**THE TASK:** Copy each line that holds "более".

**GIVEN DATA:**
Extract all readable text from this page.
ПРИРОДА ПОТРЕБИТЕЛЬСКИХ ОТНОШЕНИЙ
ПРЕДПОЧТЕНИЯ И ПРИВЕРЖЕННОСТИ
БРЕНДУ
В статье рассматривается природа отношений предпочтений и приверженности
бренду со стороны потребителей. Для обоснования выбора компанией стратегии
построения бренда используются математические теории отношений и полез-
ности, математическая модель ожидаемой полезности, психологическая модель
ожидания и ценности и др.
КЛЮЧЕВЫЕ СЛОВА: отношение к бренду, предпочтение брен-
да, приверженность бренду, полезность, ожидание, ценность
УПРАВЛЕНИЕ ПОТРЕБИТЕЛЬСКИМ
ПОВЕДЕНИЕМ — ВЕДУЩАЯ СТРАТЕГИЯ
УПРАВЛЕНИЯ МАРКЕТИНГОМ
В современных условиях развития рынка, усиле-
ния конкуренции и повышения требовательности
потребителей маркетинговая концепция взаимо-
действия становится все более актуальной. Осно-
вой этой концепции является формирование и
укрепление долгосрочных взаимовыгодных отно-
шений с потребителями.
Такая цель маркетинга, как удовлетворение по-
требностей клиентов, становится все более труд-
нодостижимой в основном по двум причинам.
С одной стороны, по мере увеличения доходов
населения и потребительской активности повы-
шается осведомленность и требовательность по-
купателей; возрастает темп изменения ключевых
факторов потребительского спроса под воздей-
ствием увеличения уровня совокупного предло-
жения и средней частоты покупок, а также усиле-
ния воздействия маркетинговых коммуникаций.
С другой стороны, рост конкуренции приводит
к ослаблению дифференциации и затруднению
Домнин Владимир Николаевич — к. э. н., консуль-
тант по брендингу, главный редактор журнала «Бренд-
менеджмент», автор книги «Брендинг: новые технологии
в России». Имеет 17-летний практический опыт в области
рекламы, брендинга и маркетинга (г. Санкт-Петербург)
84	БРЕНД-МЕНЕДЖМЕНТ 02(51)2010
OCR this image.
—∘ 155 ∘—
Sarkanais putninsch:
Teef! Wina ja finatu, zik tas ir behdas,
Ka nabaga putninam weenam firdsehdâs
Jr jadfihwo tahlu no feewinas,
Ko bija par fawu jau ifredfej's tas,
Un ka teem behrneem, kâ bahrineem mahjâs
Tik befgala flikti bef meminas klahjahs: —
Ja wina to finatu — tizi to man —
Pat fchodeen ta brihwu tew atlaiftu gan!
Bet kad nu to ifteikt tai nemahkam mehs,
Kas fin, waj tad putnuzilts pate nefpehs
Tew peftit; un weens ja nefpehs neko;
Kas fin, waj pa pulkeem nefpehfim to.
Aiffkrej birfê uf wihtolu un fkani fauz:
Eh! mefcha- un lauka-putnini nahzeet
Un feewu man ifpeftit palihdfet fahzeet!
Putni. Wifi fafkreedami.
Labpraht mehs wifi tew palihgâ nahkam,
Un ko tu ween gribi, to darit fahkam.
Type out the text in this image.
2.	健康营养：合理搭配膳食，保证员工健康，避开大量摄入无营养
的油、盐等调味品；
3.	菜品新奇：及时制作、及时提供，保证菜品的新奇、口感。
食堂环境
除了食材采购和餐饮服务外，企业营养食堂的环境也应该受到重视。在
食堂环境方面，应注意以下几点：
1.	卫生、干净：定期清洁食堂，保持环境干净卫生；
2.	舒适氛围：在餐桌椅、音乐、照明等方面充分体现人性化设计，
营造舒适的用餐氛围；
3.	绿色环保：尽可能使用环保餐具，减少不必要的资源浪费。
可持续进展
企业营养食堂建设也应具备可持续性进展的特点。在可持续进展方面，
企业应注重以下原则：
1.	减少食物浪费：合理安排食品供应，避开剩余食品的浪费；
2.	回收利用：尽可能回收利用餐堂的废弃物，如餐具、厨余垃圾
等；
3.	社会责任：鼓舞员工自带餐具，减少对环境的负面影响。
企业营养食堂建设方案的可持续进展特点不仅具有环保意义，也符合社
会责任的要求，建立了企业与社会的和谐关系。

**ANSWER TO THE TASK:**
действия становится все более актуальной. Осно-
требностей клиентов, становится все более труд-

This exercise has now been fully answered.